Return all lines from the listing below in which the string "JSON" occurs.
--- BEGIN ---
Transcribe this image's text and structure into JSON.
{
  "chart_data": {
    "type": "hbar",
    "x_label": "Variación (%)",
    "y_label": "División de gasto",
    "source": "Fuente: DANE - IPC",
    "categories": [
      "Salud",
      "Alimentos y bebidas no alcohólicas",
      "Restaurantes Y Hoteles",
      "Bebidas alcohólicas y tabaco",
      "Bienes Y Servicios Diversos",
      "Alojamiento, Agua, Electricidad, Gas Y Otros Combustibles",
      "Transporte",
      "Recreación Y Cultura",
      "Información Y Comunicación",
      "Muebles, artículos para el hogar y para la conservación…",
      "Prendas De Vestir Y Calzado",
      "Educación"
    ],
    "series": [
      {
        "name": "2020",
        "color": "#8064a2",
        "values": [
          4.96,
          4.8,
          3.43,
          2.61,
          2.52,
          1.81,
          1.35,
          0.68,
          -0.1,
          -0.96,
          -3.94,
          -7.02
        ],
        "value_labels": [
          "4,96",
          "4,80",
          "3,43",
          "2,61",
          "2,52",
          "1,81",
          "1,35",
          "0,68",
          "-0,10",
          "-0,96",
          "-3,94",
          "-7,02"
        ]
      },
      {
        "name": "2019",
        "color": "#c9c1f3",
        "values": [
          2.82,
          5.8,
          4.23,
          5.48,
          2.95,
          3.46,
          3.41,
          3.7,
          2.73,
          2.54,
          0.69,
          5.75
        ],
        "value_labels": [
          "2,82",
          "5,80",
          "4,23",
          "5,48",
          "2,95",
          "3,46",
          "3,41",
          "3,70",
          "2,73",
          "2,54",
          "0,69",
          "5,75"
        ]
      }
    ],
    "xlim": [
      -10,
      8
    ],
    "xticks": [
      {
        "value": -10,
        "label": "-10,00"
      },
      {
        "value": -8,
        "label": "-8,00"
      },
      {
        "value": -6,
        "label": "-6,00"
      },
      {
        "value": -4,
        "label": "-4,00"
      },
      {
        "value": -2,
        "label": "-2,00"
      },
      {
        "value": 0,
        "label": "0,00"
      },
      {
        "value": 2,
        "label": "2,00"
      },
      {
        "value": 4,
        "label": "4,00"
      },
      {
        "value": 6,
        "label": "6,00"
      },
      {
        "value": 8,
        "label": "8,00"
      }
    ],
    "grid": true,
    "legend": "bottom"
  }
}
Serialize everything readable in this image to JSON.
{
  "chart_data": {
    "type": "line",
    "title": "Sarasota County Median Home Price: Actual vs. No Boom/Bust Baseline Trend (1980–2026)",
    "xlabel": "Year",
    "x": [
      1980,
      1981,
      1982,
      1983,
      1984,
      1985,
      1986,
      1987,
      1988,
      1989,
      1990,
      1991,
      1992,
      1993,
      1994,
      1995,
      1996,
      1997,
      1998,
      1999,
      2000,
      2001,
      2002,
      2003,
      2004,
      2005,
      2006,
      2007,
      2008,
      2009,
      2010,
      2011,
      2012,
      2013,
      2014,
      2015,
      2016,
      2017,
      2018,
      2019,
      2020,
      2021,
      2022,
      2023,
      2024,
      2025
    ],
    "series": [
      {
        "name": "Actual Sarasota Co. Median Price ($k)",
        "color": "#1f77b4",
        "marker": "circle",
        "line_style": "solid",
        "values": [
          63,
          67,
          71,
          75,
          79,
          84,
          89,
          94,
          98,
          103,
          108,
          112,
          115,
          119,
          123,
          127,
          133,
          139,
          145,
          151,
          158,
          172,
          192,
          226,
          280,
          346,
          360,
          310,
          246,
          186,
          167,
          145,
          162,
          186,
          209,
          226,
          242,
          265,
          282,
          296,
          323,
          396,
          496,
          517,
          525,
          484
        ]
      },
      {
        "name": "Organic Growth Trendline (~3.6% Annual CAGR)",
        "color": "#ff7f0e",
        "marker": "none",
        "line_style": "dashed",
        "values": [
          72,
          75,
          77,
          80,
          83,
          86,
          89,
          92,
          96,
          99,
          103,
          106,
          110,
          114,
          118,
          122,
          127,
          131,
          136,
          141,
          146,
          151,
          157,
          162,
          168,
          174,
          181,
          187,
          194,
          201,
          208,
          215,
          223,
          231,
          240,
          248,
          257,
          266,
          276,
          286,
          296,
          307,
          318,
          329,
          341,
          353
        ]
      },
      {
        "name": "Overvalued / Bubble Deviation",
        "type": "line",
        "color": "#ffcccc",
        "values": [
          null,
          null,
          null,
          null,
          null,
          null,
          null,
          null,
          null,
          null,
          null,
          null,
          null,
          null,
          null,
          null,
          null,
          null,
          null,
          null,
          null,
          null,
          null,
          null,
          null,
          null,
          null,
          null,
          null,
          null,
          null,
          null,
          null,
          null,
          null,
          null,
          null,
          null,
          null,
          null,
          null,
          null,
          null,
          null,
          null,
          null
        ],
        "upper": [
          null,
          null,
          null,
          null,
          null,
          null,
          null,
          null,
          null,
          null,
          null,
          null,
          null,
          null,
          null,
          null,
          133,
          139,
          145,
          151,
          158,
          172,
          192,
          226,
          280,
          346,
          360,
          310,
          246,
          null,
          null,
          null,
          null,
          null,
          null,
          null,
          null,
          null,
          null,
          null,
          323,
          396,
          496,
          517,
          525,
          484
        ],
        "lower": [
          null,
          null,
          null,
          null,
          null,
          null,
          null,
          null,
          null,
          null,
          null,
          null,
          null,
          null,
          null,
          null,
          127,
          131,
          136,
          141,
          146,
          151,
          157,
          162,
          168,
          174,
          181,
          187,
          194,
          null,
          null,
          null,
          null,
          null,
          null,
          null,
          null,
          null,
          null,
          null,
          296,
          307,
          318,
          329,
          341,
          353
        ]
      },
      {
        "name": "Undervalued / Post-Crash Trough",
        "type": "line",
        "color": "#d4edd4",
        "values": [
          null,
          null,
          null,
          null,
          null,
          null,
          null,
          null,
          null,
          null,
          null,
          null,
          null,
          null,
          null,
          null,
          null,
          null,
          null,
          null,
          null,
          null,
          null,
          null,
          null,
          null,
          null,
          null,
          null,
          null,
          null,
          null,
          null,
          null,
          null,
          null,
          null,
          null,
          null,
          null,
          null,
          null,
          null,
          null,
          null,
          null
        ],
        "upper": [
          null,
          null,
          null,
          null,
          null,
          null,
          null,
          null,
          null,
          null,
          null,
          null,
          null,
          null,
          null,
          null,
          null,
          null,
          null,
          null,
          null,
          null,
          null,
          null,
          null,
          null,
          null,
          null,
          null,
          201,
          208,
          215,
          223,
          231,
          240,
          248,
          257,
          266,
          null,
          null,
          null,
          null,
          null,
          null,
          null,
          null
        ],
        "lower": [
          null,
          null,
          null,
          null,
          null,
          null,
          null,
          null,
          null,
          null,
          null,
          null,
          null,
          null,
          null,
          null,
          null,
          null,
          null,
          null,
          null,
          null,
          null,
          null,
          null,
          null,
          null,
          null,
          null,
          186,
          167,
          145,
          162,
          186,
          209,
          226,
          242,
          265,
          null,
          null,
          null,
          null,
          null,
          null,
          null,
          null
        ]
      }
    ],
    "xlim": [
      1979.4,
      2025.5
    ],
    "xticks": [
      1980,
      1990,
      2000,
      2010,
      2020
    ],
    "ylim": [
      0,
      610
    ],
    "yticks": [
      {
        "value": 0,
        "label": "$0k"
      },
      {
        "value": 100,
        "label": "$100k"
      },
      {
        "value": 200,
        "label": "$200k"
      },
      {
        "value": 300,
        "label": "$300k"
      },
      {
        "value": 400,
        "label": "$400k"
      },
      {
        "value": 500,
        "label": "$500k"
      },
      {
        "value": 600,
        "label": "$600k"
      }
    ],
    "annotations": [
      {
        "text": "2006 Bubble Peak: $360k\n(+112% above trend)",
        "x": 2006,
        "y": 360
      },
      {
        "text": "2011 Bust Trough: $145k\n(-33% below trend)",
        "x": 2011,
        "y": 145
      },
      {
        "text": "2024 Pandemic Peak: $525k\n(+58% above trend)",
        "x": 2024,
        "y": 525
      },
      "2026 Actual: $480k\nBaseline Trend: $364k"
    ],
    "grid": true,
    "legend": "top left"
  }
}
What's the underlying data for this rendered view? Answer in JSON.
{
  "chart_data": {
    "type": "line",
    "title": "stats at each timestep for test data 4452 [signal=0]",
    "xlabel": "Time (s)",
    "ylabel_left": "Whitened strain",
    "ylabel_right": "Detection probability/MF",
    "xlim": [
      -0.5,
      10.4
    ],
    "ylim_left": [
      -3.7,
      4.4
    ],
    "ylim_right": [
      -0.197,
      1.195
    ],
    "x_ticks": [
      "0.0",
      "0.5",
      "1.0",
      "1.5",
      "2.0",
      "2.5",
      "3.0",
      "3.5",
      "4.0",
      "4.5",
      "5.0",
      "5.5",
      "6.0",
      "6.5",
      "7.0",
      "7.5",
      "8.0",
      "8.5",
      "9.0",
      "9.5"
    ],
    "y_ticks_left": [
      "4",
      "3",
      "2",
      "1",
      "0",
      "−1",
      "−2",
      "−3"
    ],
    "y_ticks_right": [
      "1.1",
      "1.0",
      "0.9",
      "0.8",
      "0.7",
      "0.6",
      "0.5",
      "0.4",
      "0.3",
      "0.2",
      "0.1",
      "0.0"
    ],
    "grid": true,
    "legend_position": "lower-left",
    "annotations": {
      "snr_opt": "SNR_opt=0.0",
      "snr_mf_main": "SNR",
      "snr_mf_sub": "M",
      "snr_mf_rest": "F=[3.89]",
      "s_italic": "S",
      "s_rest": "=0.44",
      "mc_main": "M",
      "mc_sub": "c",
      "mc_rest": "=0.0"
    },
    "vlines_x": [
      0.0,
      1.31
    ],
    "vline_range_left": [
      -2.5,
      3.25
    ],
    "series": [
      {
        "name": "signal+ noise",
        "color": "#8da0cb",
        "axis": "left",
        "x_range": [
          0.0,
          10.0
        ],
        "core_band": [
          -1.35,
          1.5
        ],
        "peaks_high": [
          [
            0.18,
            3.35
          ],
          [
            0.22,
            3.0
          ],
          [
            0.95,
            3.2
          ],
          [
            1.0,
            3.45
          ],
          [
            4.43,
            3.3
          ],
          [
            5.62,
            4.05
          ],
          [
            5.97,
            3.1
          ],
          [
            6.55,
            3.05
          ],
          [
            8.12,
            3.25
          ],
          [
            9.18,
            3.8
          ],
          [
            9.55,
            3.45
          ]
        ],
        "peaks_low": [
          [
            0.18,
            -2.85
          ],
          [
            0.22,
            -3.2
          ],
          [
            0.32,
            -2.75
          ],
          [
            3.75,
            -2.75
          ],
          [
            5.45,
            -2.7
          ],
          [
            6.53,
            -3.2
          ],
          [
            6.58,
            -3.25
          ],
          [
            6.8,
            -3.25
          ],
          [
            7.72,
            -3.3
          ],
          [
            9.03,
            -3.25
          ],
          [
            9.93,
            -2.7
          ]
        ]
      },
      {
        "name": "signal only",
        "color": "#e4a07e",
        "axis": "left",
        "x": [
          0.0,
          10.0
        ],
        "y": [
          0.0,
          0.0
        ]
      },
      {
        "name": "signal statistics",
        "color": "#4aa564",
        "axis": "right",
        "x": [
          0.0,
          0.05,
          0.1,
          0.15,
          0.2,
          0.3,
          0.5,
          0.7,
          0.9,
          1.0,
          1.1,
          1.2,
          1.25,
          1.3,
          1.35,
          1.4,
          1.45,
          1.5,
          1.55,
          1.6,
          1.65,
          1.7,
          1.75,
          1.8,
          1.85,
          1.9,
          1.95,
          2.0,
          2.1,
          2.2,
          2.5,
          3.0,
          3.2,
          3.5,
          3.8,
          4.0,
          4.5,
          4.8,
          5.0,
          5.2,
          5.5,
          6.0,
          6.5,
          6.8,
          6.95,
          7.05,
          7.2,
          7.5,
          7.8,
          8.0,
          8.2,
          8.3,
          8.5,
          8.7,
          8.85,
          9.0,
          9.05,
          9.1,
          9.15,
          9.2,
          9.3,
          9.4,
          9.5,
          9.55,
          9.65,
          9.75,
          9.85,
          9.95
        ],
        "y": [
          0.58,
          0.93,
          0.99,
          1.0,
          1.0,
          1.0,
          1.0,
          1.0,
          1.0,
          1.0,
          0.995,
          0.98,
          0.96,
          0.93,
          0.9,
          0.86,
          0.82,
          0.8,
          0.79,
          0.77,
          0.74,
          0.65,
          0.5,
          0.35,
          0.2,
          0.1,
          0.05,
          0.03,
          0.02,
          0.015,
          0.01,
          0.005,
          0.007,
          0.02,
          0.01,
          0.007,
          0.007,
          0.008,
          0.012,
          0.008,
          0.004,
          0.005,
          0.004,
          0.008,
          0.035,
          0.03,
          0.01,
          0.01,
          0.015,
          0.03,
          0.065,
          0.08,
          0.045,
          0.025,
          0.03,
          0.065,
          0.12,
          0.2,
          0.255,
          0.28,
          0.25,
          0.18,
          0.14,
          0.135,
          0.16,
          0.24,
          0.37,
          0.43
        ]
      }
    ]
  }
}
--- END ---
The reply:
Transcribe this image's text and structure into JSON.
Serialize everything readable in this image to JSON.
What's the underlying data for this rendered view? Answer in JSON.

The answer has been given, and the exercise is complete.